### Problem to work on
Give back all the data exactly, line by line.

[START OF The input]

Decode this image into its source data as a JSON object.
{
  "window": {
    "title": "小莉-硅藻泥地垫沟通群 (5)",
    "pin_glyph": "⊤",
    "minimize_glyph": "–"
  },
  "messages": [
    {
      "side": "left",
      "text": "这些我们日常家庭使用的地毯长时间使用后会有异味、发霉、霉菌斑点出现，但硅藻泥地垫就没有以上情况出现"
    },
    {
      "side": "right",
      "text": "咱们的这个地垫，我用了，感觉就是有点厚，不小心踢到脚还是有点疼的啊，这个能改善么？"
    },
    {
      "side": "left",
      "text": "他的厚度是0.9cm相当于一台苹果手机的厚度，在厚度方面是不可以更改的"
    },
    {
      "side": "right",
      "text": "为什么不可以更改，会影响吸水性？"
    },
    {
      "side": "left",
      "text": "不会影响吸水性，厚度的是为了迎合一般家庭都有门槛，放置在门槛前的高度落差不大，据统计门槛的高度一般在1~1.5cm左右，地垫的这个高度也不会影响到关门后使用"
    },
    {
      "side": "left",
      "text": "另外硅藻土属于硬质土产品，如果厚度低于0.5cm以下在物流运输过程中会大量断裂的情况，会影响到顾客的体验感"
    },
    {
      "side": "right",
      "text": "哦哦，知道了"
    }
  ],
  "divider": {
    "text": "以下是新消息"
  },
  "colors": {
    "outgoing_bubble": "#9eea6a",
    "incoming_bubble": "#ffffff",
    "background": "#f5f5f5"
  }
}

[END OF The input]

### Reply
Decode this image into its source data as a JSON object.
{
  "window": {
    "title": "小莉-硅藻泥地垫沟通群 (5)",
    "pin_glyph": "⊤",
    "minimize_glyph": "–"
  },
  "messages": [
    {
      "side": "left",
      "text": "这些我们日常家庭使用的地毯长时间使用后会有异味、发霉、霉菌斑点出现，但硅藻泥地垫就没有以上情况出现"
    },
    {
      "side": "right",
      "text": "咱们的这个地垫，我用了，感觉就是有点厚，不小心踢到脚还是有点疼的啊，这个能改善么？"
    },
    {
      "side": "left",
      "text": "他的厚度是0.9cm相当于一台苹果手机的厚度，在厚度方面是不可以更改的"
    },
    {
      "side": "right",
      "text": "为什么不可以更改，会影响吸水性？"
    },
    {
      "side": "left",
      "text": "不会影响吸水性，厚度的是为了迎合一般家庭都有门槛，放置在门槛前的高度落差不大，据统计门槛的高度一般在1~1.5cm左右，地垫的这个高度也不会影响到关门后使用"
    },
    {
      "side": "left",
      "text": "另外硅藻土属于硬质土产品，如果厚度低于0.5cm以下在物流运输过程中会大量断裂的情况，会影响到顾客的体验感"
    },
    {
      "side": "right",
      "text": "哦哦，知道了"
    }
  ],
  "divider": {
    "text": "以下是新消息"
  },
  "colors": {
    "outgoing_bubble": "#9eea6a",
    "incoming_bubble": "#ffffff",
    "background": "#f5f5f5"
  }
}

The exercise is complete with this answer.